[Goal of the exercise]
How many lines of the entries below include the word "بررسی"? Answer with the number alone.

Dataset excerpt:
((

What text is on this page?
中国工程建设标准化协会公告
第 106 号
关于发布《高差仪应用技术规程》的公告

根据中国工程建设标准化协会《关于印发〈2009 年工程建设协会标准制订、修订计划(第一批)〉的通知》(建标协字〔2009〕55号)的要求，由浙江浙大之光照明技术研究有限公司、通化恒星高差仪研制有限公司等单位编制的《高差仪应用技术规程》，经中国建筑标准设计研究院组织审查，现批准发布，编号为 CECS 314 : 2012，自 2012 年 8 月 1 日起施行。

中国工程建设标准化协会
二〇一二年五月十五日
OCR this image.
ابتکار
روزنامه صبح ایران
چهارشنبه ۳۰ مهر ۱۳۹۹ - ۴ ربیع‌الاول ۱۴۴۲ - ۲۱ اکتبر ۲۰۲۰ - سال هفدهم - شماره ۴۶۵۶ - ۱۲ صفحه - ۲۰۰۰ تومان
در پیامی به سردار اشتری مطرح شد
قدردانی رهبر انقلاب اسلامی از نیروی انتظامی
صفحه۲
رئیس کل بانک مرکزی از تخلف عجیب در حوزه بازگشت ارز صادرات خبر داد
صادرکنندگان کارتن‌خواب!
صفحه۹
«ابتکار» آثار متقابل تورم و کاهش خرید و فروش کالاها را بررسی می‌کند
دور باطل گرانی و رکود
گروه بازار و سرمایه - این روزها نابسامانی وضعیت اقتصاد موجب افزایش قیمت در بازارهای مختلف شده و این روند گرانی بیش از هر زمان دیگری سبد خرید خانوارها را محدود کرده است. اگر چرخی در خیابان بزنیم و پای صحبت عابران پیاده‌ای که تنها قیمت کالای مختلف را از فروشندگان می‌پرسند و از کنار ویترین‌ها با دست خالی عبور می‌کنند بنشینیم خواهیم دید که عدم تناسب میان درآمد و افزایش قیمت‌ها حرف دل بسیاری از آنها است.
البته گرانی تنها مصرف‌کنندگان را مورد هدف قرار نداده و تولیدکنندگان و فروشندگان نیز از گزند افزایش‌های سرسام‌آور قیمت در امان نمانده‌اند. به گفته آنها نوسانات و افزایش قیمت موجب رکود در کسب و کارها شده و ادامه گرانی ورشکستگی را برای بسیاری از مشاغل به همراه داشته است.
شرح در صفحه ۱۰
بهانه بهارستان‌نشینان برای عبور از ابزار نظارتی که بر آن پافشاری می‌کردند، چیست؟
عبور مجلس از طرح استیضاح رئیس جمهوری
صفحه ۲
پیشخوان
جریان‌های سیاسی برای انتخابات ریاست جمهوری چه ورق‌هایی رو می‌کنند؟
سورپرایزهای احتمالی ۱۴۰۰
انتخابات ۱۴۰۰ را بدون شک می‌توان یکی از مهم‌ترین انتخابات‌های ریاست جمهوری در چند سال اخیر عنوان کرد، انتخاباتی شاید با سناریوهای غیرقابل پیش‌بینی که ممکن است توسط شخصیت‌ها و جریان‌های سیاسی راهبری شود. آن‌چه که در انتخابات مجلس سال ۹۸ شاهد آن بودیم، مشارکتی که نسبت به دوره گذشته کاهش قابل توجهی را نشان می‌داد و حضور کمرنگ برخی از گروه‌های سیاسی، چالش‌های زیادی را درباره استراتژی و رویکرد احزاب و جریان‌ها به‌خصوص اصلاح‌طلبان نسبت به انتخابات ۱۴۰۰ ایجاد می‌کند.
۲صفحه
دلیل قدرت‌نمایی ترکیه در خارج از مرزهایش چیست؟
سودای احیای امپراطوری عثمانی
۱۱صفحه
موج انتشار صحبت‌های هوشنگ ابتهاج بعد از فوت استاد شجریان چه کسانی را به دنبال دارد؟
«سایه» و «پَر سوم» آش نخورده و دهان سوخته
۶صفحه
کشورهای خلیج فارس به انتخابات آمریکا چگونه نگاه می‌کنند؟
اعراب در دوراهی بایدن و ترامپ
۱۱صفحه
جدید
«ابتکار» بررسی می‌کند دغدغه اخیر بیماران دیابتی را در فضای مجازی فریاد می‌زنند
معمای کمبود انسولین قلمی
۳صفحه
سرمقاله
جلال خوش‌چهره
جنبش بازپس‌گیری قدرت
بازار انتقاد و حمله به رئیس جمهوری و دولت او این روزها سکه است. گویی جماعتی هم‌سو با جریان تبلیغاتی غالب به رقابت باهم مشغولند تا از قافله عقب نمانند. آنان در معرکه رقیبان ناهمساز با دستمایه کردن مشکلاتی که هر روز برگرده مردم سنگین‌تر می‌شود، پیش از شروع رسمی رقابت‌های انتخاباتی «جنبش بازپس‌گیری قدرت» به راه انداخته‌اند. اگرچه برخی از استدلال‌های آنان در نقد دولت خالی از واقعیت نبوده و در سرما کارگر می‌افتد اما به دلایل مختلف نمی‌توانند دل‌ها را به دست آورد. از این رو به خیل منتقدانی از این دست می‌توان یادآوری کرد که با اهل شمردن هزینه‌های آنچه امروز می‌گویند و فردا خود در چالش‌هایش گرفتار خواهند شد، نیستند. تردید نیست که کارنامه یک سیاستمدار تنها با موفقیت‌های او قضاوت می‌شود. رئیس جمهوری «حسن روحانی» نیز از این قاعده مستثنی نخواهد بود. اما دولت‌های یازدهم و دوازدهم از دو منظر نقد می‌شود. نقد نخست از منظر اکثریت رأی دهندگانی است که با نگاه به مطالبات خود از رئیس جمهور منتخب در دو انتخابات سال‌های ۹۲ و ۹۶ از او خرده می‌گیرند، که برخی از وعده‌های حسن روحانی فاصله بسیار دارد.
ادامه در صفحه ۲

))

[Written answer]
2